___ Aangeleverde tekst ___

4.2 Vervolgens komt de vraag aan de orde of de Minister van Justitie bij afweging van alle betrokken belangen in redelijkheid afwijzend heeft kunnen beslissen op het verzoek van verzoeker. In de omstandigheid dat de Minister van Justitie bij de besluitvorming over het verzoek mogelijk is uitgegaan van onjuiste informatie, dan wel de beslissing van de Minister van Justitie ten aanzien van het aantreffen van een mobiele telefoon bij verzoeker – gelet op hetgeen hiervoor onder ‘de standpunten’ is vermeld – niet deugdelijk is gemotiveerd, ziet het Gerecht aanleiding de ministeriële beschikking van 6 september 2010 te vernietigen en Minister van Justitie te gebieden opnieuw te beschikken.

___ Aangeleverde gegevens ___

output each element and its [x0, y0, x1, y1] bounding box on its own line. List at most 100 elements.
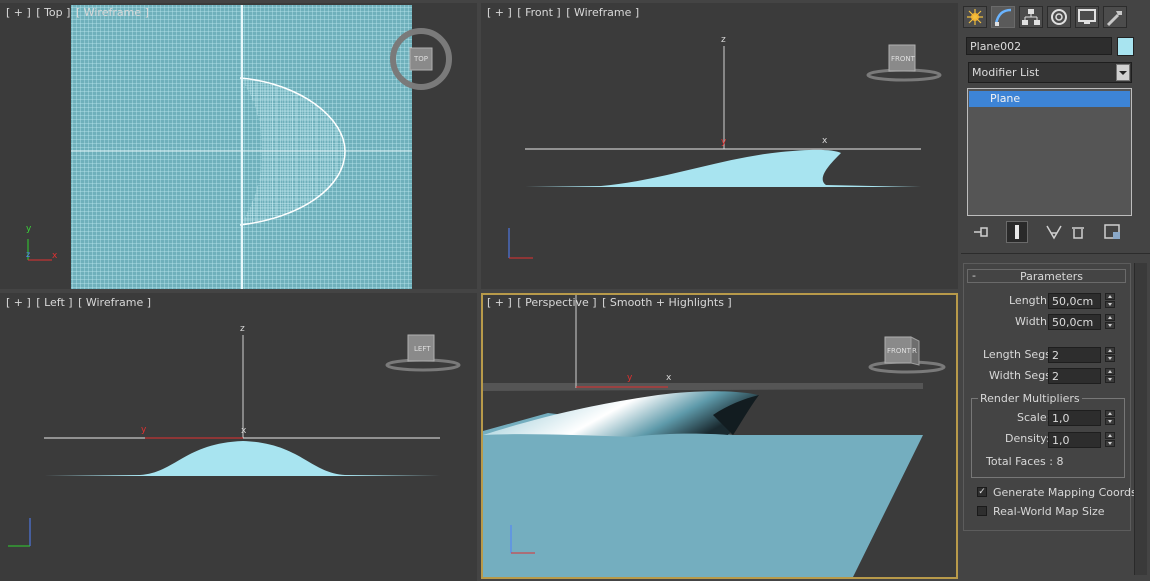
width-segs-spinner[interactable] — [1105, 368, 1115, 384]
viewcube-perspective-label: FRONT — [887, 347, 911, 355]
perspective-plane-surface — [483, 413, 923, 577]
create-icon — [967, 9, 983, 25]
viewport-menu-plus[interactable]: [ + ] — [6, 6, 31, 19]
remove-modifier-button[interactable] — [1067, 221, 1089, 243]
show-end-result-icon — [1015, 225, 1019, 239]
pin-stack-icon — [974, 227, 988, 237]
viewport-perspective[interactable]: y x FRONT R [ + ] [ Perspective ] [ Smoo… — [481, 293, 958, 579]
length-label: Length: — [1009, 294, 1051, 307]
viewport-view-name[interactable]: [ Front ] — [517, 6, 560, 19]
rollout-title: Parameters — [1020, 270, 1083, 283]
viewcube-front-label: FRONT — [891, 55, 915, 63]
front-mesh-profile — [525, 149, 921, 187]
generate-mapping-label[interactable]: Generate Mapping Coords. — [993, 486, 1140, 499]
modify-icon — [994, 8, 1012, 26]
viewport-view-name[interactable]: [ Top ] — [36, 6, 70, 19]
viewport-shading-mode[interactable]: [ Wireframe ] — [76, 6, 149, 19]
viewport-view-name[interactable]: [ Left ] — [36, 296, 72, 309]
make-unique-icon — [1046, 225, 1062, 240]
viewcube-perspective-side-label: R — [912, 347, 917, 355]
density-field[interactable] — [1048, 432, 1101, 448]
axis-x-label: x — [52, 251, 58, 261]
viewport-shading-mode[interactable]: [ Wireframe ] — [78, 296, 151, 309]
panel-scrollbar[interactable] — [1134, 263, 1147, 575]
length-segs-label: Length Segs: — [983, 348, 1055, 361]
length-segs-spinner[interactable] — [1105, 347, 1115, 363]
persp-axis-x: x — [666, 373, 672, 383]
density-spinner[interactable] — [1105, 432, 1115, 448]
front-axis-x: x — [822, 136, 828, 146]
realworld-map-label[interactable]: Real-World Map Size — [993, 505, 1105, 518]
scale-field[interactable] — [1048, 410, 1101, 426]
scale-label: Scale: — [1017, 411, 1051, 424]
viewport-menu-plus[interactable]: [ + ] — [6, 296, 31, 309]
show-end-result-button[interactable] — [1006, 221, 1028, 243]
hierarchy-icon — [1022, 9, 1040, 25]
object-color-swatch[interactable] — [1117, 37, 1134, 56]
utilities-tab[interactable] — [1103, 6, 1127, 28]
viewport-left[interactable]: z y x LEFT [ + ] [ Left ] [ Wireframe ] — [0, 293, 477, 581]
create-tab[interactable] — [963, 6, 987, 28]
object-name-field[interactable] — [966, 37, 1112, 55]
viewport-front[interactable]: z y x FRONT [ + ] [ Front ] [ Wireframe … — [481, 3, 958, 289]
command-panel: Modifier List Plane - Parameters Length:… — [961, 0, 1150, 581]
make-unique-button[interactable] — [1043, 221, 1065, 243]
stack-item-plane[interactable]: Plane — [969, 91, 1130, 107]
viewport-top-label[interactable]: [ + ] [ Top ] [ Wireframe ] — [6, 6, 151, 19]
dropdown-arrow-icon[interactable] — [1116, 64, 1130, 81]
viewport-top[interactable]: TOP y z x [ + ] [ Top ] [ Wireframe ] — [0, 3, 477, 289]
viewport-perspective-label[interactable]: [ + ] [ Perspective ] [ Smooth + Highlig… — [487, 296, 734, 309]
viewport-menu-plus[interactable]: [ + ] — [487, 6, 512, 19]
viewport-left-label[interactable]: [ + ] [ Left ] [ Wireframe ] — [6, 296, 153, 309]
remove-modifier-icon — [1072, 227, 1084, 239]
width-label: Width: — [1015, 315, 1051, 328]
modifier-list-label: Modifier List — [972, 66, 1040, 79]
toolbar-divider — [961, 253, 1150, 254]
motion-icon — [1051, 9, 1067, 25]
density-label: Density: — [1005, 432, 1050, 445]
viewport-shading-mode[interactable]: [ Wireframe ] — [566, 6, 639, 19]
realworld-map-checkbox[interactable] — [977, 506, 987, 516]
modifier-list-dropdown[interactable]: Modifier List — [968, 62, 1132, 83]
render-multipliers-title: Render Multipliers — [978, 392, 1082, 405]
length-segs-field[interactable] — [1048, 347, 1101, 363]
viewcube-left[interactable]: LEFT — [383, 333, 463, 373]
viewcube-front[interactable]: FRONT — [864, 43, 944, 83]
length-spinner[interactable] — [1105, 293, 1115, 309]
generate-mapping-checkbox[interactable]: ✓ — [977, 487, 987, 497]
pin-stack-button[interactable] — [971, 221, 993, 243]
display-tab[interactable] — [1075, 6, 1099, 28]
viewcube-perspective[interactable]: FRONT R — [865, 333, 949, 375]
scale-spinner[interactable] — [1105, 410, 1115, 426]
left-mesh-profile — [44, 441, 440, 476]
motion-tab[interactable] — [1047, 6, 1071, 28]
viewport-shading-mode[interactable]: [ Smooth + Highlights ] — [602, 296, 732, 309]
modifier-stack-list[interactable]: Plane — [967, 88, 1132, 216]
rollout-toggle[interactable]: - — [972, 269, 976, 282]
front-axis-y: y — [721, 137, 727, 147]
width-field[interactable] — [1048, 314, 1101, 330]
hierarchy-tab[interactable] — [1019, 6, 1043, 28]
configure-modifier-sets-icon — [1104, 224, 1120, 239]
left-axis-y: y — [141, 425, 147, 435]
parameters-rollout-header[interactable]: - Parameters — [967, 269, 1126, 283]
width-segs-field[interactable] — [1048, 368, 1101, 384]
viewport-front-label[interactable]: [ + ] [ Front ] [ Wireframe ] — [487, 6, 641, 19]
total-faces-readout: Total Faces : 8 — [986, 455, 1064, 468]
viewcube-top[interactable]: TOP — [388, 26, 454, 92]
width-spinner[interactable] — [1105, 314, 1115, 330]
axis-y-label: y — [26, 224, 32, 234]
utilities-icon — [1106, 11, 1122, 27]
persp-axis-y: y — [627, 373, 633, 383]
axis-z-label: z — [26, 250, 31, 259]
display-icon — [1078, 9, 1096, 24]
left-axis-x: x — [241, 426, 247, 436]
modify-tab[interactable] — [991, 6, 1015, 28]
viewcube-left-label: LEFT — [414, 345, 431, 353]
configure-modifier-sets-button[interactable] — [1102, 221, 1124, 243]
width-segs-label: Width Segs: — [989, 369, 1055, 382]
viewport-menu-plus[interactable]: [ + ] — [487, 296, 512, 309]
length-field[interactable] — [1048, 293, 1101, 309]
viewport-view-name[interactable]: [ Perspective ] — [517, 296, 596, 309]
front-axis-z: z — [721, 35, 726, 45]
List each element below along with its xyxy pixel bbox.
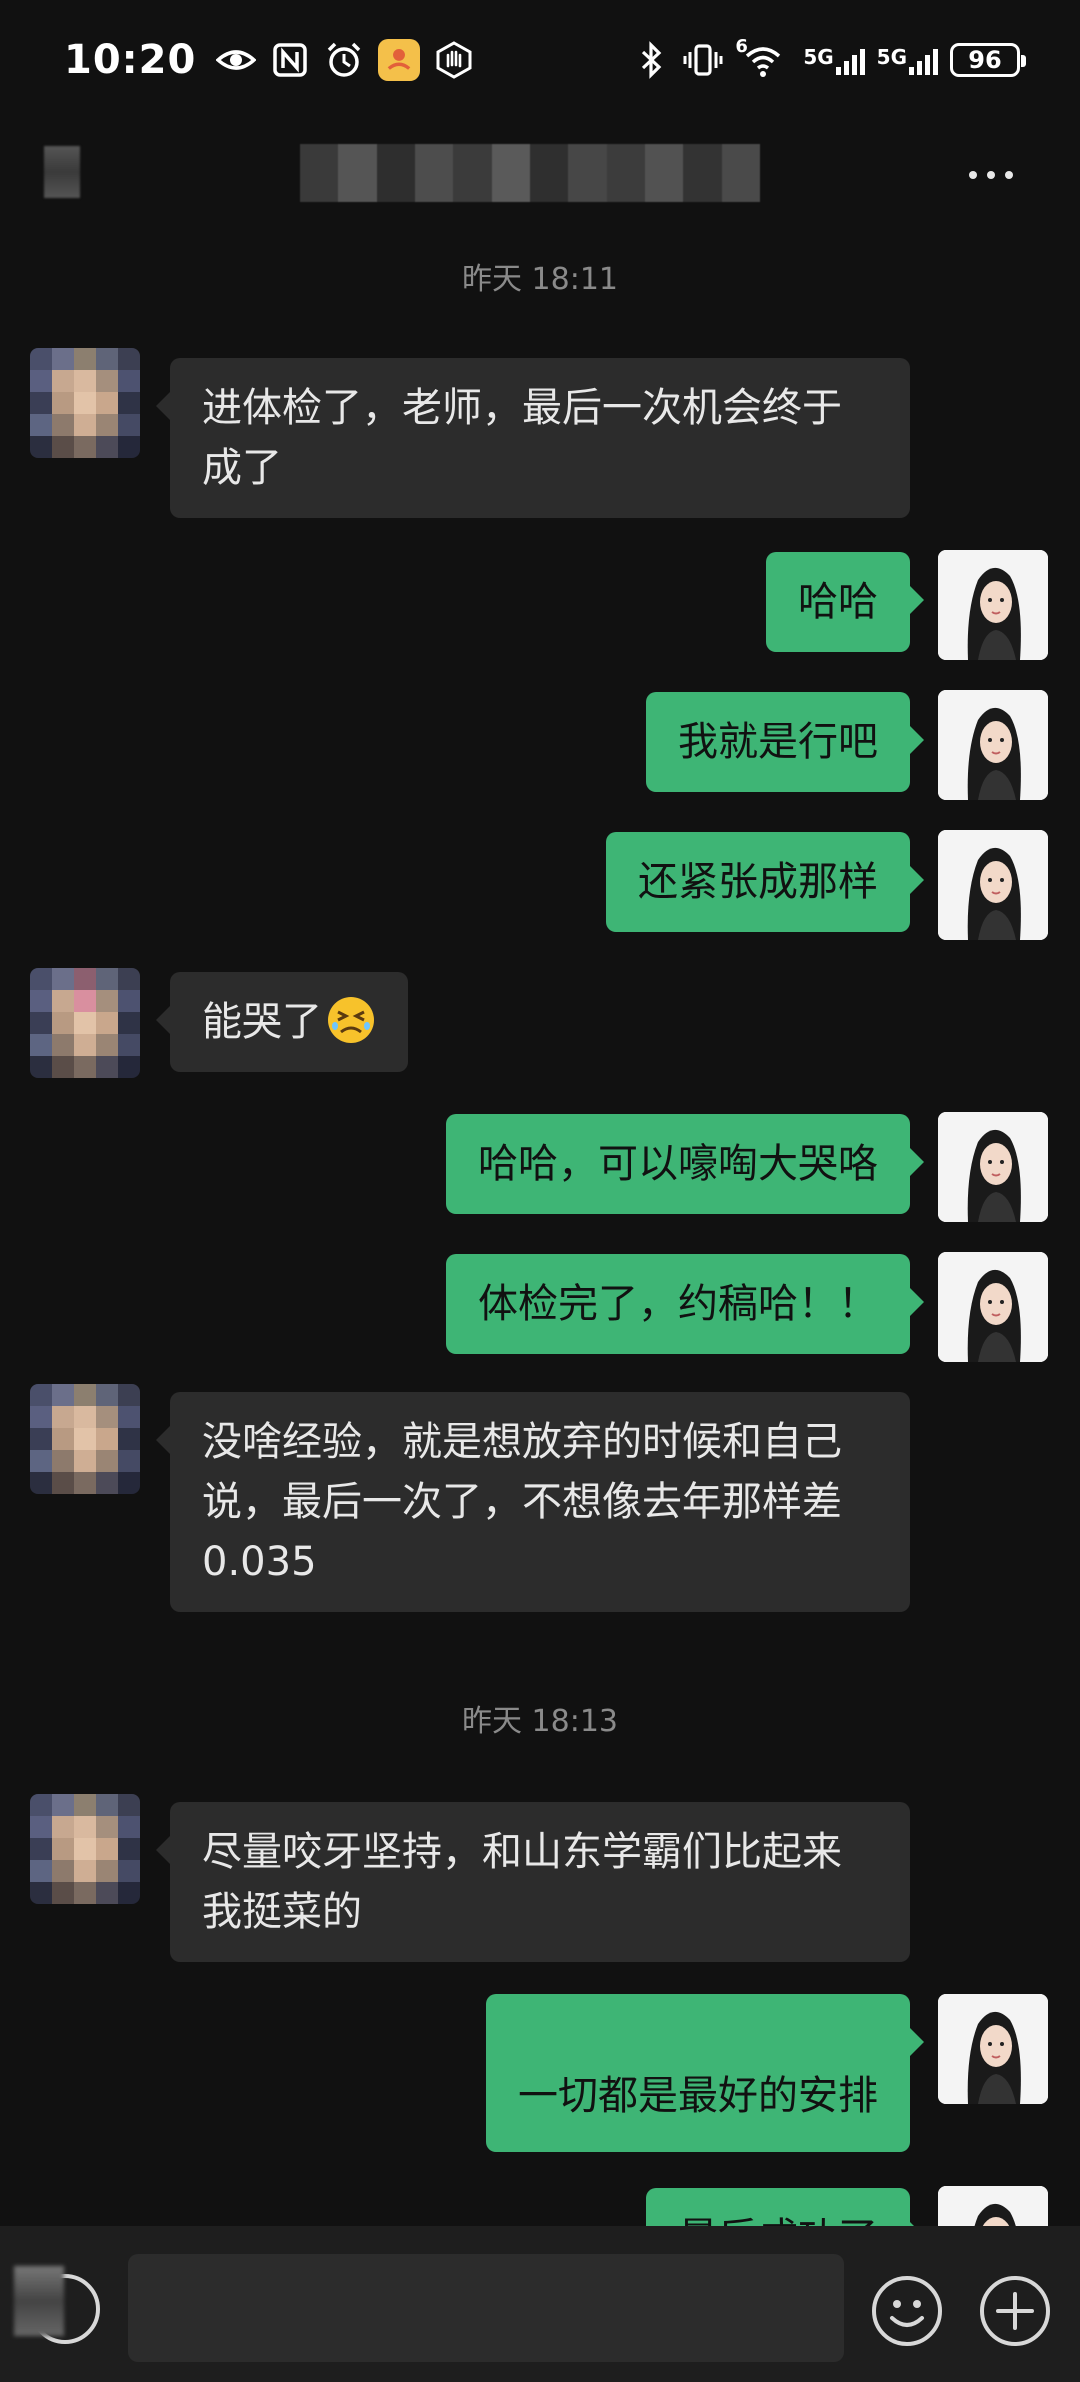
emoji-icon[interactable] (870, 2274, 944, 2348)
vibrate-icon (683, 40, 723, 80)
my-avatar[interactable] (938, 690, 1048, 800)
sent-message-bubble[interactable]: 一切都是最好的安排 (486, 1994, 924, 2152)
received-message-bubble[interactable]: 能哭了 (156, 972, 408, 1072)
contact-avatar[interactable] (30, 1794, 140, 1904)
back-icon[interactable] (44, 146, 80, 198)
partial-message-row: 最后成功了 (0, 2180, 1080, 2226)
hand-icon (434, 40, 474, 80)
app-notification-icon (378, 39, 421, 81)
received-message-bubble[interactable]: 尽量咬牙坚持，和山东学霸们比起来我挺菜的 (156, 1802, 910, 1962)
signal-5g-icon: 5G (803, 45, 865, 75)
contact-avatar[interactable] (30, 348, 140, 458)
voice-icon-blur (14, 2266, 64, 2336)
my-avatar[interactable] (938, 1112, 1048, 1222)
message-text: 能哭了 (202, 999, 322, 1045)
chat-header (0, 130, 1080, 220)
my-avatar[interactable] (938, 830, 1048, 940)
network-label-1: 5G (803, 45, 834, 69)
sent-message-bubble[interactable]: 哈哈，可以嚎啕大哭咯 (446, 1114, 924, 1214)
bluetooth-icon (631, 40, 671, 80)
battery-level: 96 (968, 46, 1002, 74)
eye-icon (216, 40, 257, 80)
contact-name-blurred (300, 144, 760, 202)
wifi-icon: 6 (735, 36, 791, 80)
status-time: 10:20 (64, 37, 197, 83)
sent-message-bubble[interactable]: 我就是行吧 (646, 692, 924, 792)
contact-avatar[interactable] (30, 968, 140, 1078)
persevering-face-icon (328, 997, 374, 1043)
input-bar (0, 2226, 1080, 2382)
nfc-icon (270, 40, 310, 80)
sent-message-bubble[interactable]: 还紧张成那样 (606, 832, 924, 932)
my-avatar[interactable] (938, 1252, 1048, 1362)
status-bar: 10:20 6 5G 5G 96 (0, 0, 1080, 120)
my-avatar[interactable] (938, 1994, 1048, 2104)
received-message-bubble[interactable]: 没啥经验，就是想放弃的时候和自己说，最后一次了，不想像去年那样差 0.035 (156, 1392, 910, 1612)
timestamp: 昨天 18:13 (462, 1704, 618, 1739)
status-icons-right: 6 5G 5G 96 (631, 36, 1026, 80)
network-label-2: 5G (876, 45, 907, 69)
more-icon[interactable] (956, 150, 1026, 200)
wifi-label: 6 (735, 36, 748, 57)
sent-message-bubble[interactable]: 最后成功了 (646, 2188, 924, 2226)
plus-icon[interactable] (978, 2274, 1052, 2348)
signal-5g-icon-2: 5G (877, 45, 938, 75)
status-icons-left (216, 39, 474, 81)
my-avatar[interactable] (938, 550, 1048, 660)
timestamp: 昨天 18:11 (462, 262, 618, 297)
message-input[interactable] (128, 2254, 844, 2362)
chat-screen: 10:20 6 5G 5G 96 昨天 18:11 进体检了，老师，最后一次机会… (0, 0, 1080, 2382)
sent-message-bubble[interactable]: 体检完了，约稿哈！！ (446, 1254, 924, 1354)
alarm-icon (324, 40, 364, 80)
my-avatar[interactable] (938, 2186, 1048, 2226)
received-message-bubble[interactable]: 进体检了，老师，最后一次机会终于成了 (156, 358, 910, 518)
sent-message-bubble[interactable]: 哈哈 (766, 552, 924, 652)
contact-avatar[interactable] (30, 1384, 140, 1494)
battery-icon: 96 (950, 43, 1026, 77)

___
___ Aangeleverde gegevens ___

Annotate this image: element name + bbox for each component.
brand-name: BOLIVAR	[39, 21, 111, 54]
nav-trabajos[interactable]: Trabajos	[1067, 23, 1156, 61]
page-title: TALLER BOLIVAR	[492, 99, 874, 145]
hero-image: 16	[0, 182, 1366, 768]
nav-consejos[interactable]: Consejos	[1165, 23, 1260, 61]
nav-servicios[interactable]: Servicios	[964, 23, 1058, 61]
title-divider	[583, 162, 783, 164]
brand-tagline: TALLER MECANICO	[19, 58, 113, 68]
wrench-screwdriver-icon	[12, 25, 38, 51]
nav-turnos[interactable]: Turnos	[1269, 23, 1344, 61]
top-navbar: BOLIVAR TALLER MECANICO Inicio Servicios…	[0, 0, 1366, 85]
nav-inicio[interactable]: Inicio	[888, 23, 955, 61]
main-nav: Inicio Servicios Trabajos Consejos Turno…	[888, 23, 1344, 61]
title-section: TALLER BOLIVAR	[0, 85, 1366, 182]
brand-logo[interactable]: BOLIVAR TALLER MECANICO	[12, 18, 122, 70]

___

*Te nemen stappen*
(a) Welke ministeriële beschikking wil het Gerecht volgens de tekst vernietigen?
(b) Bewerk de tekst van "4.2 Vervolgens komt" tot "opnieuw te beschikken." en zet daarbij "Hof" in plaats van "Gerecht".
(c) Vat de alinea uit de tekst die begint met "4.2 Vervolgens komt de vraag" beknopter samen en behoud de belangrijkste feiten.

*Antwoorden*
(a) De ministeriële beschikking van 6 september 2010.

(b)
4.2 Vervolgens komt de vraag aan de orde of de Minister van Justitie bij afweging van alle betrokken belangen in redelijkheid afwijzend heeft kunnen beslissen op het verzoek van verzoeker. In de omstandigheid dat de Minister van Justitie bij de besluitvorming over het verzoek mogelijk is uitgegaan van onjuiste informatie, dan wel de beslissing van de Minister van Justitie ten aanzien van het aantreffen van een mobiele telefoon bij verzoeker – gelet op hetgeen hiervoor onder ‘de standpunten’ is vermeld – niet deugdelijk is gemotiveerd, ziet het Hof aanleiding de ministeriële beschikking van 6 september 2010 te vernietigen en Minister van Justitie te gebieden opnieuw te beschikken.

(c) In 4.2 gaat het om de vraag of de Minister van Justitie na afweging van alle betrokken belangen het verzoek van verzoeker in redelijkheid kon afwijzen. De minister ging bij het besluit mogelijk uit van onjuiste informatie, of zijn beslissing over de mobiele telefoon die bij verzoeker is aangetroffen, is niet deugdelijk gemotiveerd. Daarom ziet het Gerecht aanleiding de beschikking van 6 september 2010 te vernietigen en de minister te gebieden opnieuw te beschikken.